### The request
Output the entries word for word. Omit images.

### Data for the task

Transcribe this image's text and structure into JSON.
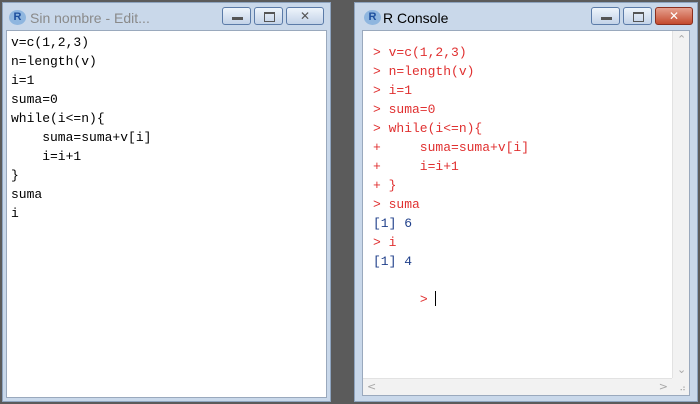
{
  "editor": {
    "app_icon": "R",
    "title": "Sin nombre - Edit...",
    "icons": {
      "minimize": "minimize-icon",
      "maximize": "maximize-icon",
      "close": "close-icon"
    },
    "lines": [
      "v=c(1,2,3)",
      "n=length(v)",
      "i=1",
      "suma=0",
      "while(i<=n){",
      "    suma=suma+v[i]",
      "    i=i+1",
      "}",
      "suma",
      "i"
    ]
  },
  "console": {
    "app_icon": "R",
    "title": "R Console",
    "icons": {
      "minimize": "minimize-icon",
      "maximize": "maximize-icon",
      "close": "close-icon"
    },
    "colors": {
      "input": "#e03030",
      "output": "#1f3f8a",
      "close_button": "#c44a2e"
    },
    "lines": [
      {
        "text": "> v=c(1,2,3)",
        "kind": "input"
      },
      {
        "text": "> n=length(v)",
        "kind": "input"
      },
      {
        "text": "> i=1",
        "kind": "input"
      },
      {
        "text": "> suma=0",
        "kind": "input"
      },
      {
        "text": "> while(i<=n){",
        "kind": "input"
      },
      {
        "text": "+     suma=suma+v[i]",
        "kind": "input"
      },
      {
        "text": "+     i=i+1",
        "kind": "input"
      },
      {
        "text": "+ }",
        "kind": "input"
      },
      {
        "text": "> suma",
        "kind": "input"
      },
      {
        "text": "[1] 6",
        "kind": "output"
      },
      {
        "text": "> i",
        "kind": "input"
      },
      {
        "text": "[1] 4",
        "kind": "output"
      }
    ],
    "prompt": "> "
  }
}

### Final result
Transcribe this image's text and structure into JSON.
{
  "editor": {
    "app_icon": "R",
    "title": "Sin nombre - Edit...",
    "icons": {
      "minimize": "minimize-icon",
      "maximize": "maximize-icon",
      "close": "close-icon"
    },
    "lines": [
      "v=c(1,2,3)",
      "n=length(v)",
      "i=1",
      "suma=0",
      "while(i<=n){",
      "    suma=suma+v[i]",
      "    i=i+1",
      "}",
      "suma",
      "i"
    ]
  },
  "console": {
    "app_icon": "R",
    "title": "R Console",
    "icons": {
      "minimize": "minimize-icon",
      "maximize": "maximize-icon",
      "close": "close-icon"
    },
    "colors": {
      "input": "#e03030",
      "output": "#1f3f8a",
      "close_button": "#c44a2e"
    },
    "lines": [
      {
        "text": "> v=c(1,2,3)",
        "kind": "input"
      },
      {
        "text": "> n=length(v)",
        "kind": "input"
      },
      {
        "text": "> i=1",
        "kind": "input"
      },
      {
        "text": "> suma=0",
        "kind": "input"
      },
      {
        "text": "> while(i<=n){",
        "kind": "input"
      },
      {
        "text": "+     suma=suma+v[i]",
        "kind": "input"
      },
      {
        "text": "+     i=i+1",
        "kind": "input"
      },
      {
        "text": "+ }",
        "kind": "input"
      },
      {
        "text": "> suma",
        "kind": "input"
      },
      {
        "text": "[1] 6",
        "kind": "output"
      },
      {
        "text": "> i",
        "kind": "input"
      },
      {
        "text": "[1] 4",
        "kind": "output"
      }
    ],
    "prompt": "> "
  }
}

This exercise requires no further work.